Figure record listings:
########################################
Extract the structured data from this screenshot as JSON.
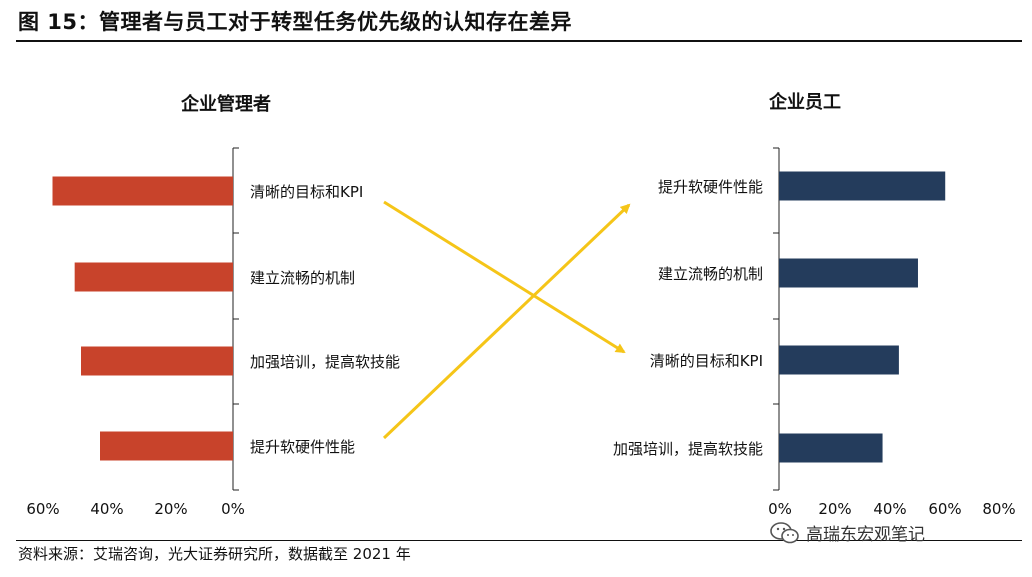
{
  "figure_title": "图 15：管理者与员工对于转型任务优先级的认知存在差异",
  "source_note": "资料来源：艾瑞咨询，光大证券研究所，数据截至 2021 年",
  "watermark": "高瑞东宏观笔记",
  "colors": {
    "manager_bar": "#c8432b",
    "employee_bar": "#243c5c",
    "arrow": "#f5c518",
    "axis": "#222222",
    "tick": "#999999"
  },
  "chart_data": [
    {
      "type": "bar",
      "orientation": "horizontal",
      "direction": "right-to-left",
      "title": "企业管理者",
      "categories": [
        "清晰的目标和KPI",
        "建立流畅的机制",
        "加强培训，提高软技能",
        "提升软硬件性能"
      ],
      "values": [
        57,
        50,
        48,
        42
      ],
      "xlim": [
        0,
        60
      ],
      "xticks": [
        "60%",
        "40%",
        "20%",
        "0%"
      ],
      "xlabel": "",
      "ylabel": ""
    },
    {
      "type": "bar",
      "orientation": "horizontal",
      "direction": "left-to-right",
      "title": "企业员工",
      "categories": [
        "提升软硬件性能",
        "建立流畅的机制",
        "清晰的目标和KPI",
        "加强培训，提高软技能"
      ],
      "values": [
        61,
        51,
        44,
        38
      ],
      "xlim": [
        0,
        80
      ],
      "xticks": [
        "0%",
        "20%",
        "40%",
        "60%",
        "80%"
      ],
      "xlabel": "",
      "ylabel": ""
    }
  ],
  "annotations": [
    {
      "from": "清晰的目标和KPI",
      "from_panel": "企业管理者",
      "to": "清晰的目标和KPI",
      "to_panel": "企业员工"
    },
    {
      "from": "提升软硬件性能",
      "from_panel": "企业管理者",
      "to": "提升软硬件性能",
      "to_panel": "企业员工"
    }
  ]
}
########################################
- [EXERCISE]:
Copy every entry exactly as written. Pictures are excluded.

- [ANSWER TO THE EXERCISE]:
Extract the structured data from this screenshot as JSON.
{
  "figure_title": "图 15：管理者与员工对于转型任务优先级的认知存在差异",
  "source_note": "资料来源：艾瑞咨询，光大证券研究所，数据截至 2021 年",
  "watermark": "高瑞东宏观笔记",
  "colors": {
    "manager_bar": "#c8432b",
    "employee_bar": "#243c5c",
    "arrow": "#f5c518",
    "axis": "#222222",
    "tick": "#999999"
  },
  "chart_data": [
    {
      "type": "bar",
      "orientation": "horizontal",
      "direction": "right-to-left",
      "title": "企业管理者",
      "categories": [
        "清晰的目标和KPI",
        "建立流畅的机制",
        "加强培训，提高软技能",
        "提升软硬件性能"
      ],
      "values": [
        57,
        50,
        48,
        42
      ],
      "xlim": [
        0,
        60
      ],
      "xticks": [
        "60%",
        "40%",
        "20%",
        "0%"
      ],
      "xlabel": "",
      "ylabel": ""
    },
    {
      "type": "bar",
      "orientation": "horizontal",
      "direction": "left-to-right",
      "title": "企业员工",
      "categories": [
        "提升软硬件性能",
        "建立流畅的机制",
        "清晰的目标和KPI",
        "加强培训，提高软技能"
      ],
      "values": [
        61,
        51,
        44,
        38
      ],
      "xlim": [
        0,
        80
      ],
      "xticks": [
        "0%",
        "20%",
        "40%",
        "60%",
        "80%"
      ],
      "xlabel": "",
      "ylabel": ""
    }
  ],
  "annotations": [
    {
      "from": "清晰的目标和KPI",
      "from_panel": "企业管理者",
      "to": "清晰的目标和KPI",
      "to_panel": "企业员工"
    },
    {
      "from": "提升软硬件性能",
      "from_panel": "企业管理者",
      "to": "提升软硬件性能",
      "to_panel": "企业员工"
    }
  ]
}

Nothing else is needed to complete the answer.